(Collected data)
— begin —
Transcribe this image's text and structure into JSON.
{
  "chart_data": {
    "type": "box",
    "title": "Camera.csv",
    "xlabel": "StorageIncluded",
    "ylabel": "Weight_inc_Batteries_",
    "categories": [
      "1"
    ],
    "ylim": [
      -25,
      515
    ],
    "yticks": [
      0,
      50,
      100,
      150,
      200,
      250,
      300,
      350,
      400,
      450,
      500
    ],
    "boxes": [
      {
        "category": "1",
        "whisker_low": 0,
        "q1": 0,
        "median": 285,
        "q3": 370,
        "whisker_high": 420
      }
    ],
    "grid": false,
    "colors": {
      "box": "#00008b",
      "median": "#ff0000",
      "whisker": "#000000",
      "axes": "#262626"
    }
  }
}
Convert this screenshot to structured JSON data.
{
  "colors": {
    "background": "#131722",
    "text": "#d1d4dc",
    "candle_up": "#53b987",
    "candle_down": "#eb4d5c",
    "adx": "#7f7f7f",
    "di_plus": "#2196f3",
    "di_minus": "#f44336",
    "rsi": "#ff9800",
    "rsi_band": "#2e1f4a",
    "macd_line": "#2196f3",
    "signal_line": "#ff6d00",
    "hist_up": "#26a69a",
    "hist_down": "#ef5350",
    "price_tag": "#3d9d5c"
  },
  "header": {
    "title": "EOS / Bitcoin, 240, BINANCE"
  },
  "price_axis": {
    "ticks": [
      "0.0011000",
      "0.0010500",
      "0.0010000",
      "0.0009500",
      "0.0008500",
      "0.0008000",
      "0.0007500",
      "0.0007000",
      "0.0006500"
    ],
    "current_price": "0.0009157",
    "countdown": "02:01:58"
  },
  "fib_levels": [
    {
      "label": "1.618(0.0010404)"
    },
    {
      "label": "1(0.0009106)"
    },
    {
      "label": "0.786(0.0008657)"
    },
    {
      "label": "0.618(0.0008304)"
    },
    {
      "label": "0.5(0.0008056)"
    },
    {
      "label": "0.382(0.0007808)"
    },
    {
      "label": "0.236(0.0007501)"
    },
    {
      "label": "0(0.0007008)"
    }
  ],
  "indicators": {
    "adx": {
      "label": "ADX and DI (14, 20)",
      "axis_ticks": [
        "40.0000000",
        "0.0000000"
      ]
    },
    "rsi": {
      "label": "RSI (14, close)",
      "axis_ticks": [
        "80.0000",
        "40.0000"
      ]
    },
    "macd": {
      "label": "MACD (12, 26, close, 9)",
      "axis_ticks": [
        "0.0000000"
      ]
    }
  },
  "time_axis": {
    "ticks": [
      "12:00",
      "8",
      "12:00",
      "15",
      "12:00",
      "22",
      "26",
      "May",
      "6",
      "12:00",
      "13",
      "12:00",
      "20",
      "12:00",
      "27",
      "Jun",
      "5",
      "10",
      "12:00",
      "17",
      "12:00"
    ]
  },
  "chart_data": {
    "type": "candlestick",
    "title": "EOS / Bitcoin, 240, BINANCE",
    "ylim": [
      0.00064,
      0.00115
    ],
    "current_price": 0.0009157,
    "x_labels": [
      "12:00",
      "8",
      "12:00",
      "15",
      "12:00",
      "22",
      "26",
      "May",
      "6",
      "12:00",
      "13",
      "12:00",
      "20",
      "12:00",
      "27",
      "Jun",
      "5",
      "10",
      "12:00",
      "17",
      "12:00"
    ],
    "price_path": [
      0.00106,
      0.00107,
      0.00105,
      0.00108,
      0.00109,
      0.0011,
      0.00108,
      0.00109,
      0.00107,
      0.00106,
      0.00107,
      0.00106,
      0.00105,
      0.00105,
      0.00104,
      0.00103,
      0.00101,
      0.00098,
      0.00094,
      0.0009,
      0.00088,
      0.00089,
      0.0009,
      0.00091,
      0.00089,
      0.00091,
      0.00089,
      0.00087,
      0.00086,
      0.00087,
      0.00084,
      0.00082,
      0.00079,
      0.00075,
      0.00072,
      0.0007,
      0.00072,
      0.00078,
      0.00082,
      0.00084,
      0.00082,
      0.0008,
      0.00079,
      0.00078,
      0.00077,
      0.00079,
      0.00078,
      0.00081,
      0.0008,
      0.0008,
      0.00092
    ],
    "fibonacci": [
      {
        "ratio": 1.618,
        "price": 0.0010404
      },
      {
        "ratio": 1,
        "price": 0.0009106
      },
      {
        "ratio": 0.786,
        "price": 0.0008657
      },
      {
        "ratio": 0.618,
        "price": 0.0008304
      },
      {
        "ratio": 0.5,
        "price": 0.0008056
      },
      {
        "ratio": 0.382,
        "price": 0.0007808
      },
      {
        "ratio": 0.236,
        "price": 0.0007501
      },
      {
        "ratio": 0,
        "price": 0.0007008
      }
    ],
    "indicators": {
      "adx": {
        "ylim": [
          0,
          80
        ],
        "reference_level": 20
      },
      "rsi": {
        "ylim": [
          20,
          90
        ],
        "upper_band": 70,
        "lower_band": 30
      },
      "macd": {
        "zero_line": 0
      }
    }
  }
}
— end —
→ **Written task**: Your task is to gather every line with the word "JSON" and copy it.

→ **Worked solution**:
Transcribe this image's text and structure into JSON.
Convert this screenshot to structured JSON data.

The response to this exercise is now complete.